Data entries
------------------------

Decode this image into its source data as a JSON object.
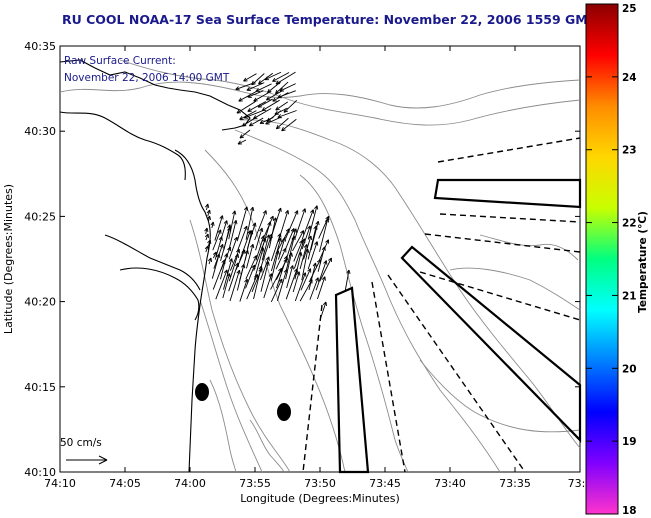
{
  "title": "RU COOL  NOAA-17  Sea Surface Temperature:  November 22, 2006 1559 GMT",
  "inset": {
    "line1": "Raw Surface Current:",
    "line2": "November 22, 2006 14:00 GMT"
  },
  "x_axis": {
    "label": "Longitude (Degrees:Minutes)",
    "ticks": [
      "74:10",
      "74:05",
      "74:00",
      "73:55",
      "73:50",
      "73:45",
      "73:40",
      "73:35",
      "73:3"
    ]
  },
  "y_axis": {
    "label": "Latitude (Degrees:Minutes)",
    "ticks": [
      "40:35",
      "40:30",
      "40:25",
      "40:20",
      "40:15",
      "40:10"
    ]
  },
  "colorbar": {
    "label": "Temperature (°C)",
    "ticks": [
      "25",
      "24",
      "23",
      "22",
      "21",
      "20",
      "19",
      "18"
    ],
    "colors": [
      "#8b0000",
      "#ff0000",
      "#ff8c00",
      "#ffd700",
      "#c8ff00",
      "#00ff80",
      "#00ffff",
      "#0080ff",
      "#0000ff",
      "#8000ff",
      "#ff33cc"
    ]
  },
  "scale_bar": {
    "label": "50 cm/s"
  },
  "colors": {
    "title": "#1a1a8c",
    "coastline": "#000000",
    "bathymetry": "#8c8c8c",
    "vectors": "#000000"
  }
}
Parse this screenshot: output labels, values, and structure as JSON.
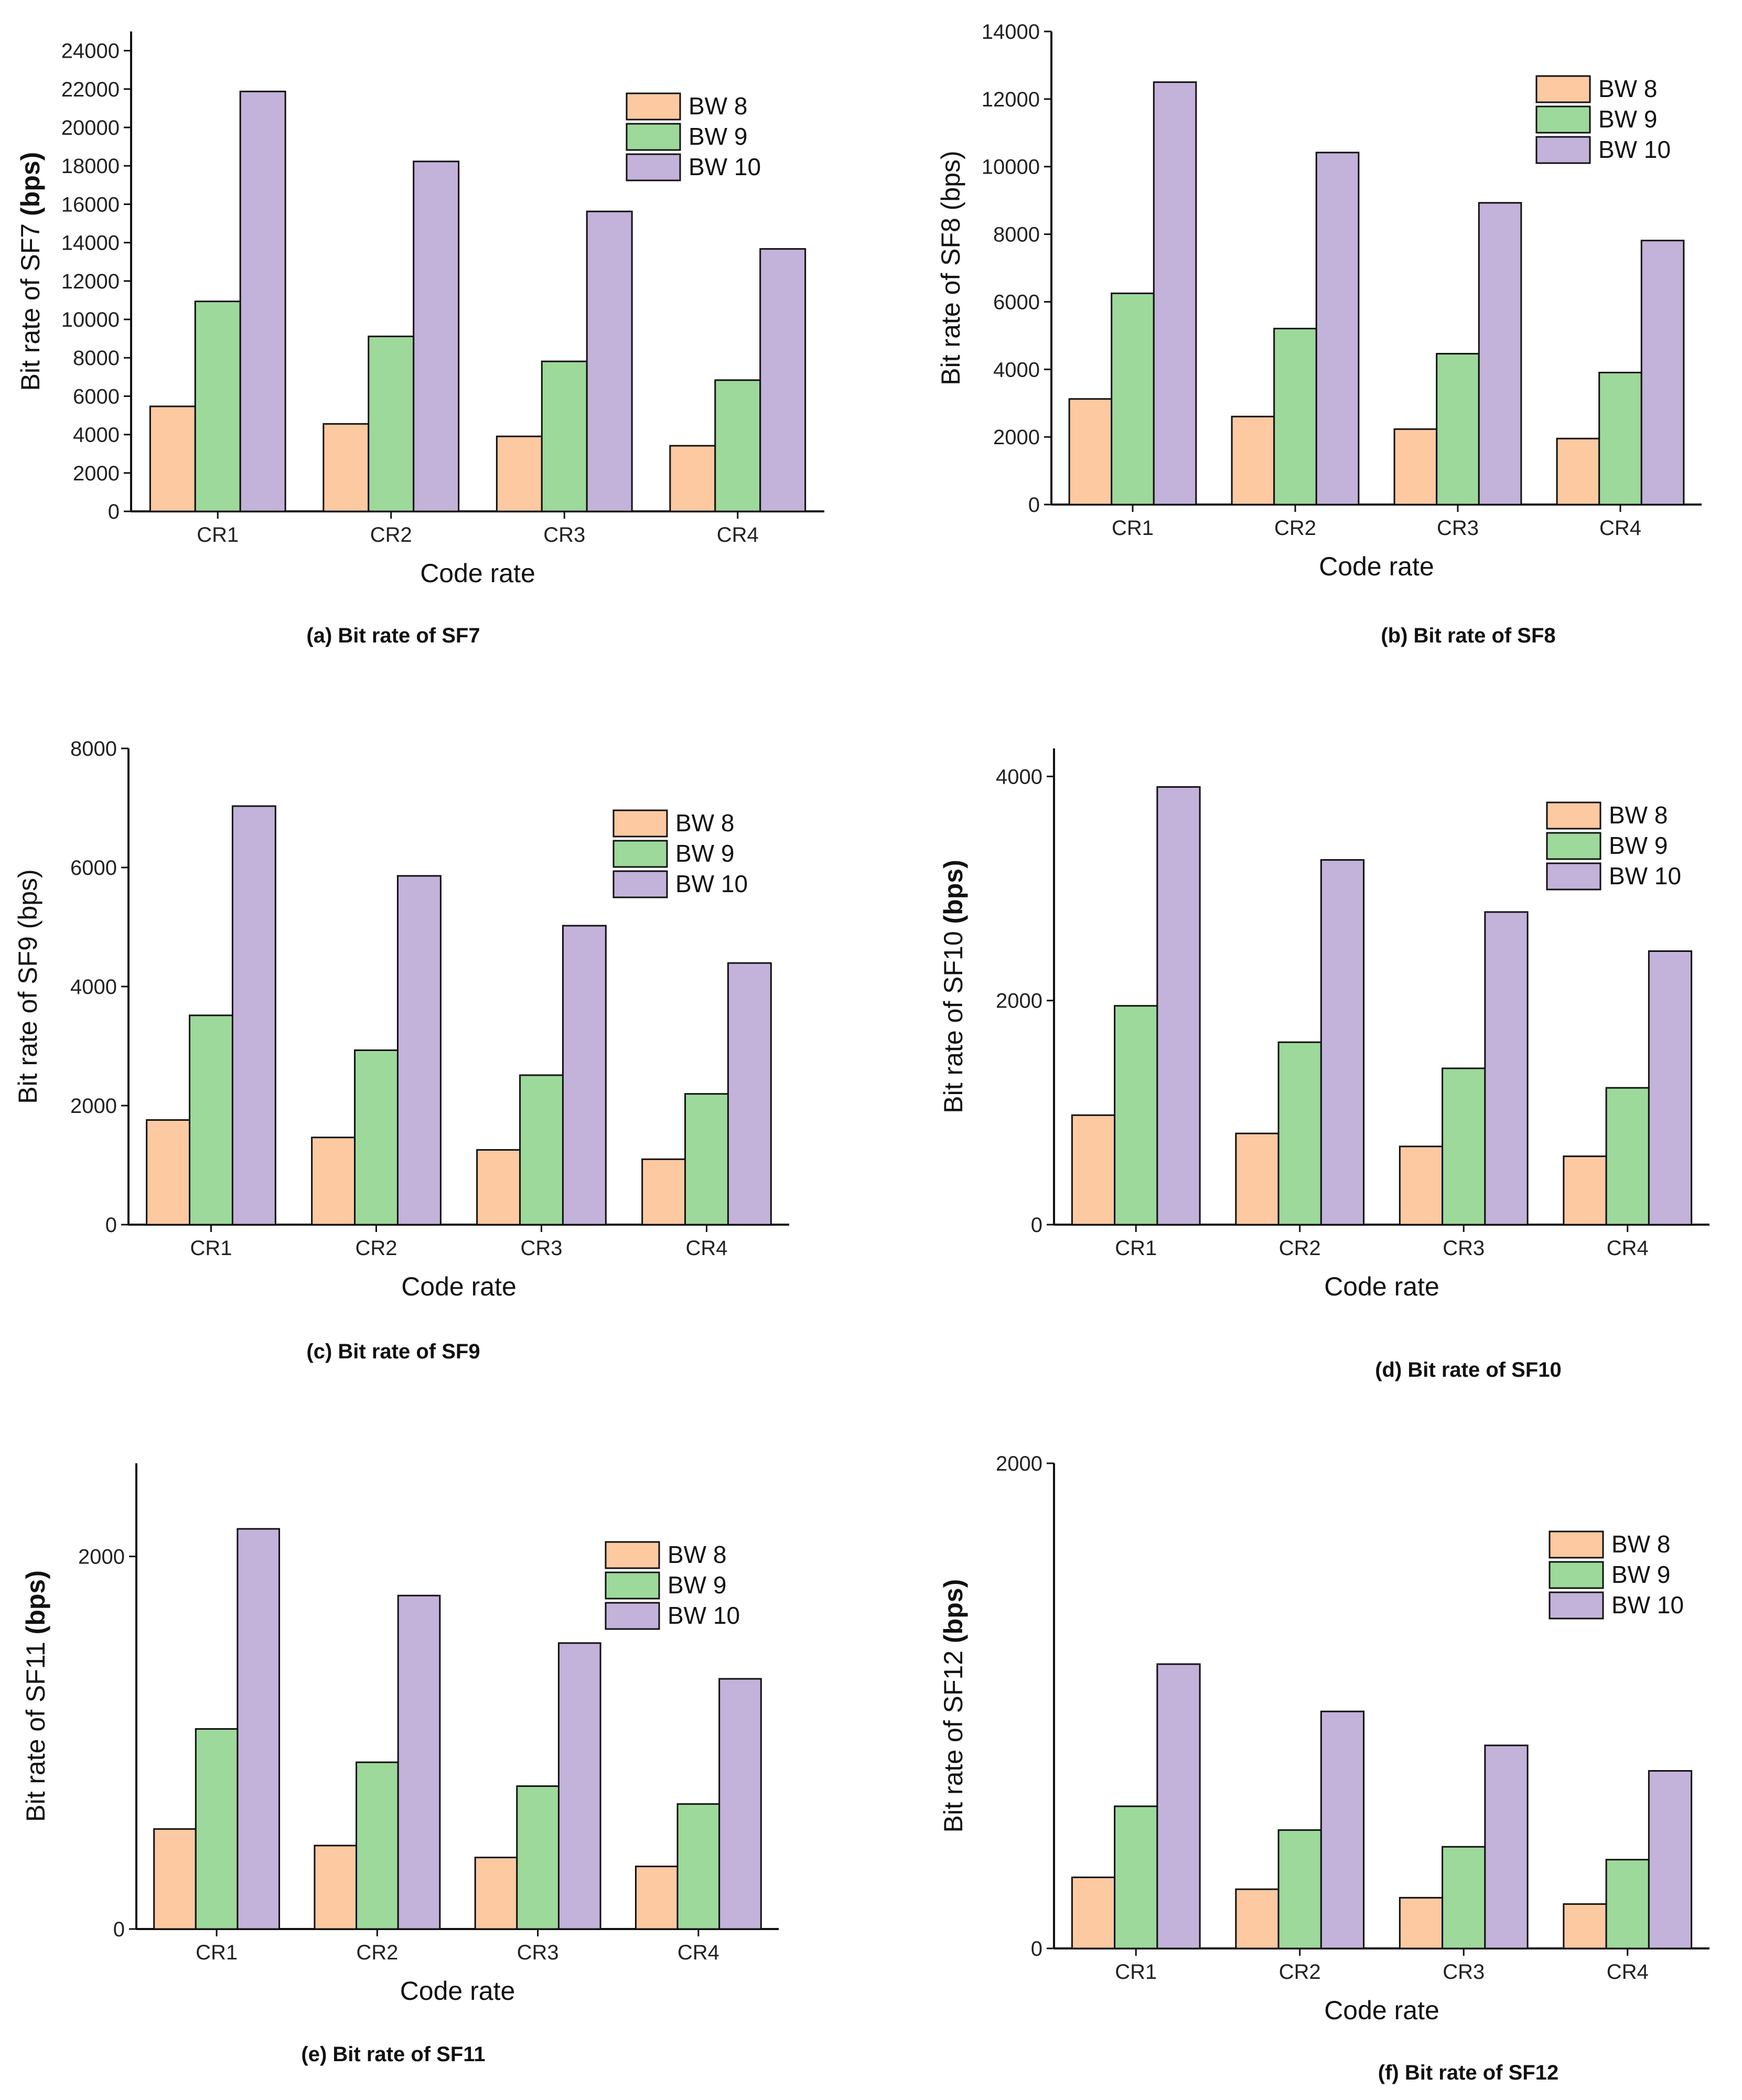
{
  "colors": {
    "BW 8": "#fcc9a1",
    "BW 9": "#9dd99b",
    "BW 10": "#c3b2d9"
  },
  "chart_data": [
    {
      "id": "a",
      "type": "bar",
      "caption": "(a) Bit rate of SF7",
      "xlabel": "Code rate",
      "ylabel_plain": "Bit rate of SF7 ",
      "ylabel_bold": "(bps)",
      "categories": [
        "CR1",
        "CR2",
        "CR3",
        "CR4"
      ],
      "ylim": [
        0,
        25000
      ],
      "yticks": [
        0,
        2000,
        4000,
        6000,
        8000,
        10000,
        12000,
        14000,
        16000,
        18000,
        20000,
        22000,
        24000
      ],
      "series": [
        {
          "name": "BW 8",
          "values": [
            5469,
            4557,
            3906,
            3418
          ]
        },
        {
          "name": "BW 9",
          "values": [
            10938,
            9115,
            7813,
            6836
          ]
        },
        {
          "name": "BW 10",
          "values": [
            21875,
            18229,
            15625,
            13672
          ]
        }
      ]
    },
    {
      "id": "b",
      "type": "bar",
      "caption": "(b) Bit rate of SF8",
      "xlabel": "Code rate",
      "ylabel_plain": "Bit rate of SF8 (bps)",
      "ylabel_bold": "",
      "categories": [
        "CR1",
        "CR2",
        "CR3",
        "CR4"
      ],
      "ylim": [
        0,
        14000
      ],
      "yticks": [
        0,
        2000,
        4000,
        6000,
        8000,
        10000,
        12000,
        14000
      ],
      "series": [
        {
          "name": "BW 8",
          "values": [
            3125,
            2604,
            2232,
            1953
          ]
        },
        {
          "name": "BW 9",
          "values": [
            6250,
            5208,
            4464,
            3906
          ]
        },
        {
          "name": "BW 10",
          "values": [
            12500,
            10417,
            8929,
            7813
          ]
        }
      ]
    },
    {
      "id": "c",
      "type": "bar",
      "caption": "(c) Bit rate of SF9",
      "xlabel": "Code rate",
      "ylabel_plain": "Bit rate of SF9 (bps)",
      "ylabel_bold": "",
      "categories": [
        "CR1",
        "CR2",
        "CR3",
        "CR4"
      ],
      "ylim": [
        0,
        8000
      ],
      "yticks": [
        0,
        2000,
        4000,
        6000,
        8000
      ],
      "series": [
        {
          "name": "BW 8",
          "values": [
            1758,
            1465,
            1256,
            1099
          ]
        },
        {
          "name": "BW 9",
          "values": [
            3516,
            2930,
            2511,
            2197
          ]
        },
        {
          "name": "BW 10",
          "values": [
            7031,
            5859,
            5022,
            4395
          ]
        }
      ]
    },
    {
      "id": "d",
      "type": "bar",
      "caption": "(d) Bit rate of SF10",
      "xlabel": "Code rate",
      "ylabel_plain": "Bit rate of SF10 ",
      "ylabel_bold": "(bps)",
      "categories": [
        "CR1",
        "CR2",
        "CR3",
        "CR4"
      ],
      "ylim": [
        0,
        4250
      ],
      "yticks": [
        0,
        2000,
        4000
      ],
      "series": [
        {
          "name": "BW 8",
          "values": [
            977,
            814,
            698,
            610
          ]
        },
        {
          "name": "BW 9",
          "values": [
            1953,
            1628,
            1395,
            1221
          ]
        },
        {
          "name": "BW 10",
          "values": [
            3906,
            3255,
            2790,
            2441
          ]
        }
      ]
    },
    {
      "id": "e",
      "type": "bar",
      "caption": "(e) Bit rate of SF11",
      "xlabel": "Code rate",
      "ylabel_plain": "Bit rate of SF11 ",
      "ylabel_bold": "(bps)",
      "categories": [
        "CR1",
        "CR2",
        "CR3",
        "CR4"
      ],
      "ylim": [
        0,
        2500
      ],
      "yticks": [
        0,
        2000
      ],
      "series": [
        {
          "name": "BW 8",
          "values": [
            537,
            448,
            384,
            336
          ]
        },
        {
          "name": "BW 9",
          "values": [
            1074,
            895,
            767,
            671
          ]
        },
        {
          "name": "BW 10",
          "values": [
            2148,
            1790,
            1535,
            1343
          ]
        }
      ]
    },
    {
      "id": "f",
      "type": "bar",
      "caption": "(f) Bit rate of SF12",
      "xlabel": "Code rate",
      "ylabel_plain": "Bit rate of SF12 ",
      "ylabel_bold": "(bps)",
      "categories": [
        "CR1",
        "CR2",
        "CR3",
        "CR4"
      ],
      "ylim": [
        0,
        2000
      ],
      "yticks": [
        0,
        2000
      ],
      "series": [
        {
          "name": "BW 8",
          "values": [
            293,
            244,
            209,
            183
          ]
        },
        {
          "name": "BW 9",
          "values": [
            586,
            488,
            419,
            366
          ]
        },
        {
          "name": "BW 10",
          "values": [
            1172,
            977,
            837,
            732
          ]
        }
      ]
    }
  ]
}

------------------------

Write the records out once more, exactly as they appear, with no pictures.

Exercise solution
Decode this image into its source data as a JSON object.
{
  "title": "RU COOL  NOAA-17  Sea Surface Temperature:  November 22, 2006 1559 GMT",
  "inset": {
    "line1": "Raw Surface Current:",
    "line2": "November 22, 2006 14:00 GMT"
  },
  "x_axis": {
    "label": "Longitude (Degrees:Minutes)",
    "ticks": [
      "74:10",
      "74:05",
      "74:00",
      "73:55",
      "73:50",
      "73:45",
      "73:40",
      "73:35",
      "73:3"
    ]
  },
  "y_axis": {
    "label": "Latitude (Degrees:Minutes)",
    "ticks": [
      "40:35",
      "40:30",
      "40:25",
      "40:20",
      "40:15",
      "40:10"
    ]
  },
  "colorbar": {
    "label": "Temperature (°C)",
    "ticks": [
      "25",
      "24",
      "23",
      "22",
      "21",
      "20",
      "19",
      "18"
    ],
    "colors": [
      "#8b0000",
      "#ff0000",
      "#ff8c00",
      "#ffd700",
      "#c8ff00",
      "#00ff80",
      "#00ffff",
      "#0080ff",
      "#0000ff",
      "#8000ff",
      "#ff33cc"
    ]
  },
  "scale_bar": {
    "label": "50 cm/s"
  },
  "colors": {
    "title": "#1a1a8c",
    "coastline": "#000000",
    "bathymetry": "#8c8c8c",
    "vectors": "#000000"
  }
}
Parse this screenshot: output labels, values, and structure as JSON.
{
  "colors": {
    "BW 8": "#fcc9a1",
    "BW 9": "#9dd99b",
    "BW 10": "#c3b2d9"
  },
  "chart_data": [
    {
      "id": "a",
      "type": "bar",
      "caption": "(a) Bit rate of SF7",
      "xlabel": "Code rate",
      "ylabel_plain": "Bit rate of SF7 ",
      "ylabel_bold": "(bps)",
      "categories": [
        "CR1",
        "CR2",
        "CR3",
        "CR4"
      ],
      "ylim": [
        0,
        25000
      ],
      "yticks": [
        0,
        2000,
        4000,
        6000,
        8000,
        10000,
        12000,
        14000,
        16000,
        18000,
        20000,
        22000,
        24000
      ],
      "series": [
        {
          "name": "BW 8",
          "values": [
            5469,
            4557,
            3906,
            3418
          ]
        },
        {
          "name": "BW 9",
          "values": [
            10938,
            9115,
            7813,
            6836
          ]
        },
        {
          "name": "BW 10",
          "values": [
            21875,
            18229,
            15625,
            13672
          ]
        }
      ]
    },
    {
      "id": "b",
      "type": "bar",
      "caption": "(b) Bit rate of SF8",
      "xlabel": "Code rate",
      "ylabel_plain": "Bit rate of SF8 (bps)",
      "ylabel_bold": "",
      "categories": [
        "CR1",
        "CR2",
        "CR3",
        "CR4"
      ],
      "ylim": [
        0,
        14000
      ],
      "yticks": [
        0,
        2000,
        4000,
        6000,
        8000,
        10000,
        12000,
        14000
      ],
      "series": [
        {
          "name": "BW 8",
          "values": [
            3125,
            2604,
            2232,
            1953
          ]
        },
        {
          "name": "BW 9",
          "values": [
            6250,
            5208,
            4464,
            3906
          ]
        },
        {
          "name": "BW 10",
          "values": [
            12500,
            10417,
            8929,
            7813
          ]
        }
      ]
    },
    {
      "id": "c",
      "type": "bar",
      "caption": "(c) Bit rate of SF9",
      "xlabel": "Code rate",
      "ylabel_plain": "Bit rate of SF9 (bps)",
      "ylabel_bold": "",
      "categories": [
        "CR1",
        "CR2",
        "CR3",
        "CR4"
      ],
      "ylim": [
        0,
        8000
      ],
      "yticks": [
        0,
        2000,
        4000,
        6000,
        8000
      ],
      "series": [
        {
          "name": "BW 8",
          "values": [
            1758,
            1465,
            1256,
            1099
          ]
        },
        {
          "name": "BW 9",
          "values": [
            3516,
            2930,
            2511,
            2197
          ]
        },
        {
          "name": "BW 10",
          "values": [
            7031,
            5859,
            5022,
            4395
          ]
        }
      ]
    },
    {
      "id": "d",
      "type": "bar",
      "caption": "(d) Bit rate of SF10",
      "xlabel": "Code rate",
      "ylabel_plain": "Bit rate of SF10 ",
      "ylabel_bold": "(bps)",
      "categories": [
        "CR1",
        "CR2",
        "CR3",
        "CR4"
      ],
      "ylim": [
        0,
        4250
      ],
      "yticks": [
        0,
        2000,
        4000
      ],
      "series": [
        {
          "name": "BW 8",
          "values": [
            977,
            814,
            698,
            610
          ]
        },
        {
          "name": "BW 9",
          "values": [
            1953,
            1628,
            1395,
            1221
          ]
        },
        {
          "name": "BW 10",
          "values": [
            3906,
            3255,
            2790,
            2441
          ]
        }
      ]
    },
    {
      "id": "e",
      "type": "bar",
      "caption": "(e) Bit rate of SF11",
      "xlabel": "Code rate",
      "ylabel_plain": "Bit rate of SF11 ",
      "ylabel_bold": "(bps)",
      "categories": [
        "CR1",
        "CR2",
        "CR3",
        "CR4"
      ],
      "ylim": [
        0,
        2500
      ],
      "yticks": [
        0,
        2000
      ],
      "series": [
        {
          "name": "BW 8",
          "values": [
            537,
            448,
            384,
            336
          ]
        },
        {
          "name": "BW 9",
          "values": [
            1074,
            895,
            767,
            671
          ]
        },
        {
          "name": "BW 10",
          "values": [
            2148,
            1790,
            1535,
            1343
          ]
        }
      ]
    },
    {
      "id": "f",
      "type": "bar",
      "caption": "(f) Bit rate of SF12",
      "xlabel": "Code rate",
      "ylabel_plain": "Bit rate of SF12 ",
      "ylabel_bold": "(bps)",
      "categories": [
        "CR1",
        "CR2",
        "CR3",
        "CR4"
      ],
      "ylim": [
        0,
        2000
      ],
      "yticks": [
        0,
        2000
      ],
      "series": [
        {
          "name": "BW 8",
          "values": [
            293,
            244,
            209,
            183
          ]
        },
        {
          "name": "BW 9",
          "values": [
            586,
            488,
            419,
            366
          ]
        },
        {
          "name": "BW 10",
          "values": [
            1172,
            977,
            837,
            732
          ]
        }
      ]
    }
  ]
}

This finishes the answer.